Objective. Write out the records below word for word, please.

==============================

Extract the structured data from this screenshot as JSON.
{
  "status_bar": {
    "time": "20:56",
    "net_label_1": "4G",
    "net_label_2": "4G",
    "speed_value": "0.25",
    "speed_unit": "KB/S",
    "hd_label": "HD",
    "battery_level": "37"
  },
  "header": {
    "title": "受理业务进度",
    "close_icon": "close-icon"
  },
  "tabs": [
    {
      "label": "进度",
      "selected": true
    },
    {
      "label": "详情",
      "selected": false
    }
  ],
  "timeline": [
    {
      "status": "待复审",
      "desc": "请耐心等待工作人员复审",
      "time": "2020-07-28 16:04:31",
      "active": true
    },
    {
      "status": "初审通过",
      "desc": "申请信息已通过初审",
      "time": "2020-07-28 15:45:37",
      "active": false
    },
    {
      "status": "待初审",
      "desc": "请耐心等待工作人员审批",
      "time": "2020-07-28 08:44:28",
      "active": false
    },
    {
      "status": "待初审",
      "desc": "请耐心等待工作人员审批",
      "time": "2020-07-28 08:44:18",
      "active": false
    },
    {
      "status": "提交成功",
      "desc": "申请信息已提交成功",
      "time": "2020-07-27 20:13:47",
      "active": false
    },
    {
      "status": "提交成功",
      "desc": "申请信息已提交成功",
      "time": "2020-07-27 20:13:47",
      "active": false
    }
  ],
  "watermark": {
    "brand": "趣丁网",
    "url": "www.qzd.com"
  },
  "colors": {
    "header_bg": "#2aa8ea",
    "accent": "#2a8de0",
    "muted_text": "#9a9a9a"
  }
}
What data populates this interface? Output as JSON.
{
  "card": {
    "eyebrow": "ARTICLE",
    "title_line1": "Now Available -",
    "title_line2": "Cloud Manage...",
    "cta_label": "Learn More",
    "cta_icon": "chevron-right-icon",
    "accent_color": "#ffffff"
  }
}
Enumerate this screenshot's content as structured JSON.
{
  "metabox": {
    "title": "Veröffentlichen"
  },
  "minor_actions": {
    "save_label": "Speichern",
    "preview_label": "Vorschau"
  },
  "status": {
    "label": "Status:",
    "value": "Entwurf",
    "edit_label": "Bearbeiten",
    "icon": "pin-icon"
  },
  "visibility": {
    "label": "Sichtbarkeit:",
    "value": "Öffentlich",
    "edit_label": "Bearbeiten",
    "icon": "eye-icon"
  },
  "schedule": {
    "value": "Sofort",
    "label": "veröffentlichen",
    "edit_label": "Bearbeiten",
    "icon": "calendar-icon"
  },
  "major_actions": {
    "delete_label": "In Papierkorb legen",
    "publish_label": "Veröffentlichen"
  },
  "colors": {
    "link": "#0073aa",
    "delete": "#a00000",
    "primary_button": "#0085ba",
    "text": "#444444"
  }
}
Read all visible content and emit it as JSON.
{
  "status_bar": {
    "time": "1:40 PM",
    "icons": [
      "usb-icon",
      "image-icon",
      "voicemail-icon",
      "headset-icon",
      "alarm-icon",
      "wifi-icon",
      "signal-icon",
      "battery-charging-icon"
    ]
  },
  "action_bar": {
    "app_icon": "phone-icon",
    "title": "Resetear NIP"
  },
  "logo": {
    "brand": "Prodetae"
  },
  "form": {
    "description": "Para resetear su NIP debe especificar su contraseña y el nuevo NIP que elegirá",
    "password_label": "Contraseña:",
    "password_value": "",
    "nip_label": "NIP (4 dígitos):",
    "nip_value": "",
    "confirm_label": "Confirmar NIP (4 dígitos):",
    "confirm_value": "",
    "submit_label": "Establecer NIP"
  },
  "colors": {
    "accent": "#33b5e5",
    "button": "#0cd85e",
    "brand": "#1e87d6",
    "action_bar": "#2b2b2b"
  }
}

==============================

Completed task.
Extract the structured data from this screenshot as JSON.
{
  "status_bar": {
    "time": "20:56",
    "net_label_1": "4G",
    "net_label_2": "4G",
    "speed_value": "0.25",
    "speed_unit": "KB/S",
    "hd_label": "HD",
    "battery_level": "37"
  },
  "header": {
    "title": "受理业务进度",
    "close_icon": "close-icon"
  },
  "tabs": [
    {
      "label": "进度",
      "selected": true
    },
    {
      "label": "详情",
      "selected": false
    }
  ],
  "timeline": [
    {
      "status": "待复审",
      "desc": "请耐心等待工作人员复审",
      "time": "2020-07-28 16:04:31",
      "active": true
    },
    {
      "status": "初审通过",
      "desc": "申请信息已通过初审",
      "time": "2020-07-28 15:45:37",
      "active": false
    },
    {
      "status": "待初审",
      "desc": "请耐心等待工作人员审批",
      "time": "2020-07-28 08:44:28",
      "active": false
    },
    {
      "status": "待初审",
      "desc": "请耐心等待工作人员审批",
      "time": "2020-07-28 08:44:18",
      "active": false
    },
    {
      "status": "提交成功",
      "desc": "申请信息已提交成功",
      "time": "2020-07-27 20:13:47",
      "active": false
    },
    {
      "status": "提交成功",
      "desc": "申请信息已提交成功",
      "time": "2020-07-27 20:13:47",
      "active": false
    }
  ],
  "watermark": {
    "brand": "趣丁网",
    "url": "www.qzd.com"
  },
  "colors": {
    "header_bg": "#2aa8ea",
    "accent": "#2a8de0",
    "muted_text": "#9a9a9a"
  }
}
What data populates this interface? Output as JSON.
{
  "card": {
    "eyebrow": "ARTICLE",
    "title_line1": "Now Available -",
    "title_line2": "Cloud Manage...",
    "cta_label": "Learn More",
    "cta_icon": "chevron-right-icon",
    "accent_color": "#ffffff"
  }
}
Enumerate this screenshot's content as structured JSON.
{
  "metabox": {
    "title": "Veröffentlichen"
  },
  "minor_actions": {
    "save_label": "Speichern",
    "preview_label": "Vorschau"
  },
  "status": {
    "label": "Status:",
    "value": "Entwurf",
    "edit_label": "Bearbeiten",
    "icon": "pin-icon"
  },
  "visibility": {
    "label": "Sichtbarkeit:",
    "value": "Öffentlich",
    "edit_label": "Bearbeiten",
    "icon": "eye-icon"
  },
  "schedule": {
    "value": "Sofort",
    "label": "veröffentlichen",
    "edit_label": "Bearbeiten",
    "icon": "calendar-icon"
  },
  "major_actions": {
    "delete_label": "In Papierkorb legen",
    "publish_label": "Veröffentlichen"
  },
  "colors": {
    "link": "#0073aa",
    "delete": "#a00000",
    "primary_button": "#0085ba",
    "text": "#444444"
  }
}
Read all visible content and emit it as JSON.
{
  "status_bar": {
    "time": "1:40 PM",
    "icons": [
      "usb-icon",
      "image-icon",
      "voicemail-icon",
      "headset-icon",
      "alarm-icon",
      "wifi-icon",
      "signal-icon",
      "battery-charging-icon"
    ]
  },
  "action_bar": {
    "app_icon": "phone-icon",
    "title": "Resetear NIP"
  },
  "logo": {
    "brand": "Prodetae"
  },
  "form": {
    "description": "Para resetear su NIP debe especificar su contraseña y el nuevo NIP que elegirá",
    "password_label": "Contraseña:",
    "password_value": "",
    "nip_label": "NIP (4 dígitos):",
    "nip_value": "",
    "confirm_label": "Confirmar NIP (4 dígitos):",
    "confirm_value": "",
    "submit_label": "Establecer NIP"
  },
  "colors": {
    "accent": "#33b5e5",
    "button": "#0cd85e",
    "brand": "#1e87d6",
    "action_bar": "#2b2b2b"
  }
}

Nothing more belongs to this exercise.